All of the material below is to be retyped exactly.

(Records)

* * * * * * *

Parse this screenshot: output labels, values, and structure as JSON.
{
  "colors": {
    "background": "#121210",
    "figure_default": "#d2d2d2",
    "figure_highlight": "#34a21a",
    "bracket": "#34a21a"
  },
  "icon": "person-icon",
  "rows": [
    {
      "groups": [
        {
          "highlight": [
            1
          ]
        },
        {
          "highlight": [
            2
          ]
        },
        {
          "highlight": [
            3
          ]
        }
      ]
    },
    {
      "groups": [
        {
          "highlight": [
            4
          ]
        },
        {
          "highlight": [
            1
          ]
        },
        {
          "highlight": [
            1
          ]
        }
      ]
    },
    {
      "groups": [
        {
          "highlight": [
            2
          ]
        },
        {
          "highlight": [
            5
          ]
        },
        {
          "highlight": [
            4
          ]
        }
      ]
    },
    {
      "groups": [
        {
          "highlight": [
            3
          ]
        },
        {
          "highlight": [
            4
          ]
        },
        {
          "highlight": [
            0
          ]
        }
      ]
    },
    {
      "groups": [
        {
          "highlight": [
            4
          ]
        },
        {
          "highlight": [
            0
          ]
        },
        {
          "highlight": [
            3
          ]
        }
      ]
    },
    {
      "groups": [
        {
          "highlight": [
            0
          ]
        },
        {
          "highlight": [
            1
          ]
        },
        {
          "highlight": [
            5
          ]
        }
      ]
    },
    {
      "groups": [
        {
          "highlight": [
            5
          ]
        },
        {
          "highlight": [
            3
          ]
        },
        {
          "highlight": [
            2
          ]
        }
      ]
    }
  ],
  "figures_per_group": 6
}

* * * * * * *

PROBLEM SOLUTION
Parse this screenshot: output labels, values, and structure as JSON.
{
  "colors": {
    "background": "#121210",
    "figure_default": "#d2d2d2",
    "figure_highlight": "#34a21a",
    "bracket": "#34a21a"
  },
  "icon": "person-icon",
  "rows": [
    {
      "groups": [
        {
          "highlight": [
            1
          ]
        },
        {
          "highlight": [
            2
          ]
        },
        {
          "highlight": [
            3
          ]
        }
      ]
    },
    {
      "groups": [
        {
          "highlight": [
            4
          ]
        },
        {
          "highlight": [
            1
          ]
        },
        {
          "highlight": [
            1
          ]
        }
      ]
    },
    {
      "groups": [
        {
          "highlight": [
            2
          ]
        },
        {
          "highlight": [
            5
          ]
        },
        {
          "highlight": [
            4
          ]
        }
      ]
    },
    {
      "groups": [
        {
          "highlight": [
            3
          ]
        },
        {
          "highlight": [
            4
          ]
        },
        {
          "highlight": [
            0
          ]
        }
      ]
    },
    {
      "groups": [
        {
          "highlight": [
            4
          ]
        },
        {
          "highlight": [
            0
          ]
        },
        {
          "highlight": [
            3
          ]
        }
      ]
    },
    {
      "groups": [
        {
          "highlight": [
            0
          ]
        },
        {
          "highlight": [
            1
          ]
        },
        {
          "highlight": [
            5
          ]
        }
      ]
    },
    {
      "groups": [
        {
          "highlight": [
            5
          ]
        },
        {
          "highlight": [
            3
          ]
        },
        {
          "highlight": [
            2
          ]
        }
      ]
    }
  ],
  "figures_per_group": 6
}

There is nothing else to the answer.